**Dataset extract:**
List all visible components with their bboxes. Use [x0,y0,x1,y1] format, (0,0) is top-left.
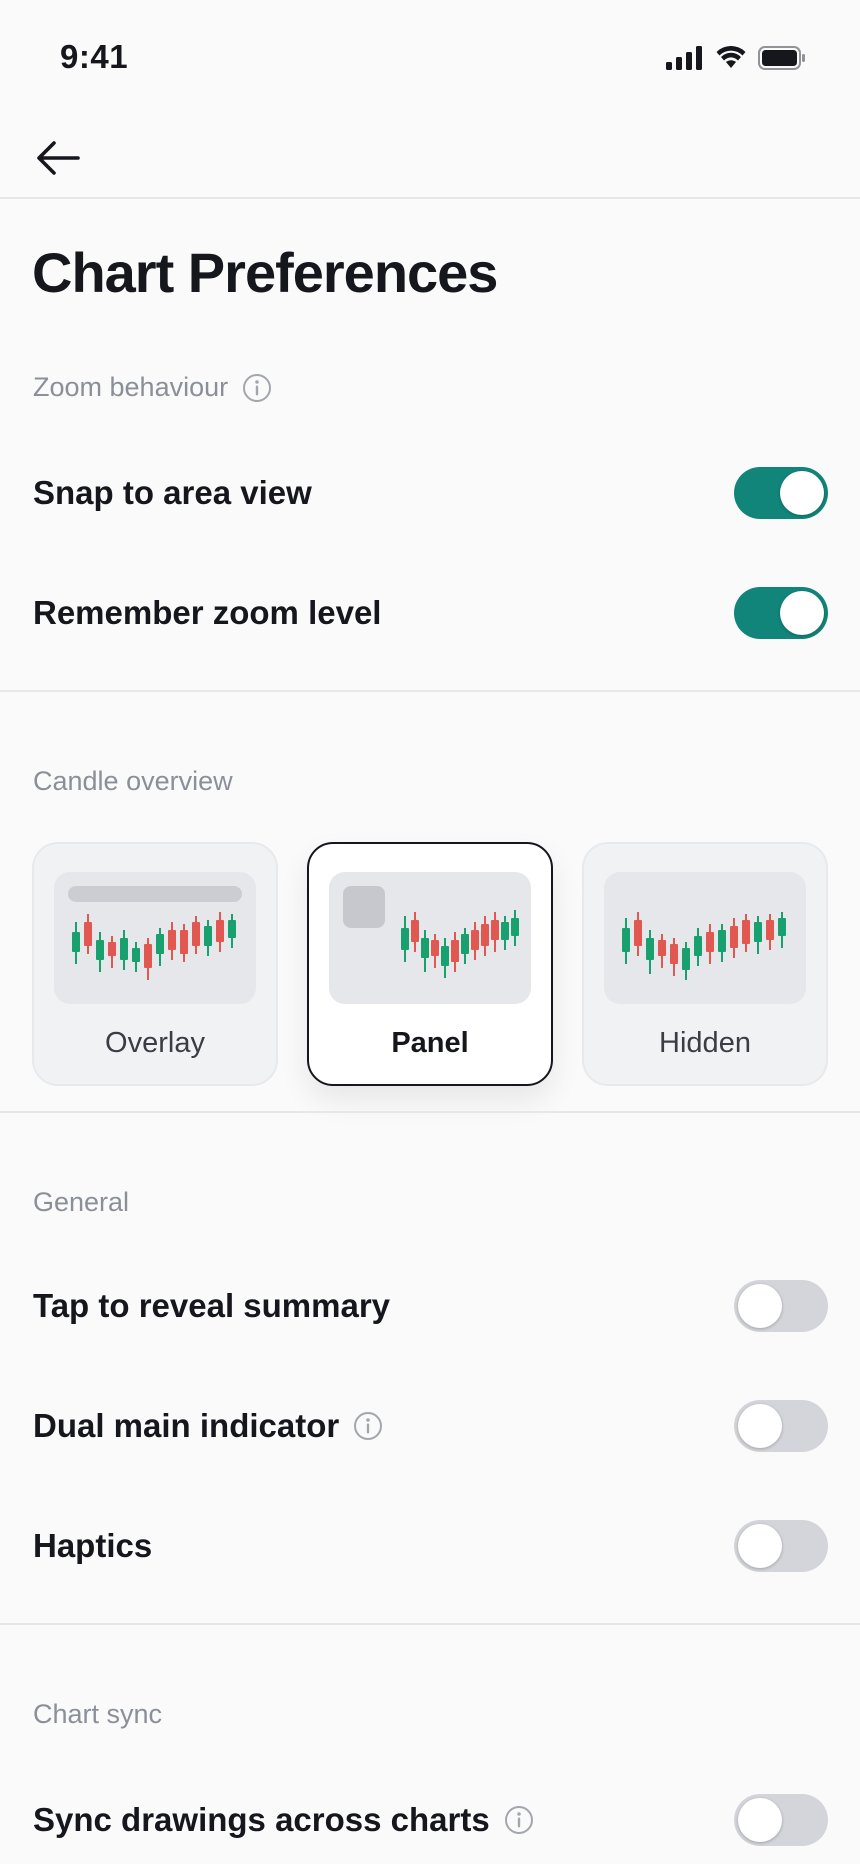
status-time: 9:41 [60,38,129,75]
tap-to-reveal-toggle[interactable] [734,1280,828,1332]
setting-label: Sync drawings across charts [33,1801,490,1838]
info-icon[interactable] [353,1411,383,1441]
overlay-preview [54,872,256,1004]
battery-icon [758,46,805,70]
setting-row-haptics: Haptics [0,1506,860,1586]
setting-row-tap-to-reveal: Tap to reveal summary [0,1266,860,1346]
sync-drawings-toggle[interactable] [734,1794,828,1846]
wifi-icon [716,46,746,68]
general-section-title: General [33,1187,130,1217]
dual-indicator-toggle[interactable] [734,1400,828,1452]
sync-section-label: Chart sync [33,1699,162,1730]
option-label: Panel [391,1027,469,1059]
candle-option-overlay[interactable]: Overlay [32,842,278,1086]
setting-label: Haptics [33,1527,153,1564]
section-divider [0,1623,860,1625]
back-button[interactable] [30,130,86,186]
toggle-knob [780,471,824,515]
zoom-section-title: Zoom behaviour [33,372,229,402]
candle-section-title: Candle overview [33,766,233,796]
candle-option-panel[interactable]: Panel [307,842,553,1086]
setting-row-dual-indicator: Dual main indicator [0,1386,860,1466]
status-bar: 9:41 [0,0,860,100]
snap-to-area-toggle[interactable] [734,467,828,519]
option-label: Overlay [105,1027,205,1059]
candle-overview-options: Overlay Panel Hidden [32,842,828,1086]
remember-zoom-toggle[interactable] [734,587,828,639]
setting-label: Tap to reveal summary [33,1287,391,1324]
arrow-left-icon [37,141,80,175]
panel-preview [329,872,531,1004]
general-section-label: General [33,1187,129,1218]
section-divider [0,1111,860,1113]
toggle-knob [738,1284,782,1328]
setting-label-group: Sync drawings across charts [33,1801,534,1839]
candles-icon [68,886,242,980]
toggle-knob [738,1798,782,1842]
nav-bar [0,100,860,199]
toggle-knob [738,1524,782,1568]
candlestick-pattern [622,912,786,980]
setting-row-snap-to-area: Snap to area view [0,453,860,533]
setting-label-group: Dual main indicator [33,1407,383,1445]
candlestick-pattern [72,912,236,980]
status-icons [666,46,806,70]
setting-label: Remember zoom level [33,594,382,631]
haptics-toggle[interactable] [734,1520,828,1572]
info-icon[interactable] [504,1805,534,1835]
toggle-knob [780,591,824,635]
candles-icon [622,912,786,980]
candle-section-label: Candle overview [33,766,233,797]
setting-label: Snap to area view [33,474,312,511]
setting-row-remember-zoom: Remember zoom level [0,573,860,653]
sync-section-title: Chart sync [33,1699,163,1729]
hidden-preview [604,872,806,1004]
setting-label: Dual main indicator [33,1407,340,1444]
toggle-knob [738,1404,782,1448]
candlestick-pattern [401,910,519,978]
candles-icon [343,886,519,978]
option-label: Hidden [659,1027,751,1059]
candle-option-hidden[interactable]: Hidden [582,842,828,1086]
cellular-signal-icon [666,46,702,70]
zoom-section-label: Zoom behaviour [33,372,272,403]
page-title: Chart Preferences [32,241,498,304]
section-divider [0,690,860,692]
setting-row-sync-drawings: Sync drawings across charts [0,1780,860,1860]
info-icon[interactable] [242,373,272,403]
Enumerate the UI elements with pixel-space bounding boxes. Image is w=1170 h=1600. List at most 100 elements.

**Set exercise:**
Print every item above word for word, leaving out the pictures.

**Answer below:**
List all visible components with their bboxes. Use [x0,y0,x1,y1] format, (0,0) is top-left.
status-time: 9:41 [60,38,129,75]
tap-to-reveal-toggle[interactable] [734,1280,828,1332]
setting-label: Sync drawings across charts [33,1801,490,1838]
info-icon[interactable] [353,1411,383,1441]
overlay-preview [54,872,256,1004]
battery-icon [758,46,805,70]
setting-row-haptics: Haptics [0,1506,860,1586]
setting-row-tap-to-reveal: Tap to reveal summary [0,1266,860,1346]
sync-drawings-toggle[interactable] [734,1794,828,1846]
wifi-icon [716,46,746,68]
general-section-title: General [33,1187,130,1217]
dual-indicator-toggle[interactable] [734,1400,828,1452]
sync-section-label: Chart sync [33,1699,162,1730]
option-label: Panel [391,1027,469,1059]
candle-option-overlay[interactable]: Overlay [32,842,278,1086]
setting-label: Haptics [33,1527,153,1564]
section-divider [0,1623,860,1625]
back-button[interactable] [30,130,86,186]
toggle-knob [780,471,824,515]
zoom-section-title: Zoom behaviour [33,372,229,402]
candle-section-title: Candle overview [33,766,233,796]
candle-option-panel[interactable]: Panel [307,842,553,1086]
setting-row-dual-indicator: Dual main indicator [0,1386,860,1466]
status-bar: 9:41 [0,0,860,100]
snap-to-area-toggle[interactable] [734,467,828,519]
option-label: Overlay [105,1027,205,1059]
candle-overview-options: Overlay Panel Hidden [32,842,828,1086]
remember-zoom-toggle[interactable] [734,587,828,639]
setting-label: Tap to reveal summary [33,1287,391,1324]
arrow-left-icon [37,141,80,175]
panel-preview [329,872,531,1004]
general-section-label: General [33,1187,129,1218]
section-divider [0,1111,860,1113]
toggle-knob [738,1284,782,1328]
setting-label-group: Sync drawings across charts [33,1801,534,1839]
candles-icon [68,886,242,980]
toggle-knob [738,1798,782,1842]
nav-bar [0,100,860,199]
toggle-knob [738,1524,782,1568]
candlestick-pattern [622,912,786,980]
setting-row-snap-to-area: Snap to area view [0,453,860,533]
setting-label-group: Dual main indicator [33,1407,383,1445]
candlestick-pattern [72,912,236,980]
status-icons [666,46,806,70]
setting-label: Remember zoom level [33,594,382,631]
haptics-toggle[interactable] [734,1520,828,1572]
info-icon[interactable] [504,1805,534,1835]
toggle-knob [780,591,824,635]
candles-icon [622,912,786,980]
candle-section-label: Candle overview [33,766,233,797]
setting-label: Snap to area view [33,474,312,511]
setting-row-remember-zoom: Remember zoom level [0,573,860,653]
sync-section-title: Chart sync [33,1699,163,1729]
hidden-preview [604,872,806,1004]
setting-label: Dual main indicator [33,1407,340,1444]
toggle-knob [738,1404,782,1448]
candlestick-pattern [401,910,519,978]
candles-icon [343,886,519,978]
option-label: Hidden [659,1027,751,1059]
candle-option-hidden[interactable]: Hidden [582,842,828,1086]
cellular-signal-icon [666,46,702,70]
zoom-section-label: Zoom behaviour [33,372,272,403]
page-title: Chart Preferences [32,241,498,304]
section-divider [0,690,860,692]
setting-row-sync-drawings: Sync drawings across charts [0,1780,860,1860]
info-icon[interactable] [242,373,272,403]
Enumerate the UI elements with pixel-space bounding boxes. Image is w=1170 h=1600. List at most 100 elements.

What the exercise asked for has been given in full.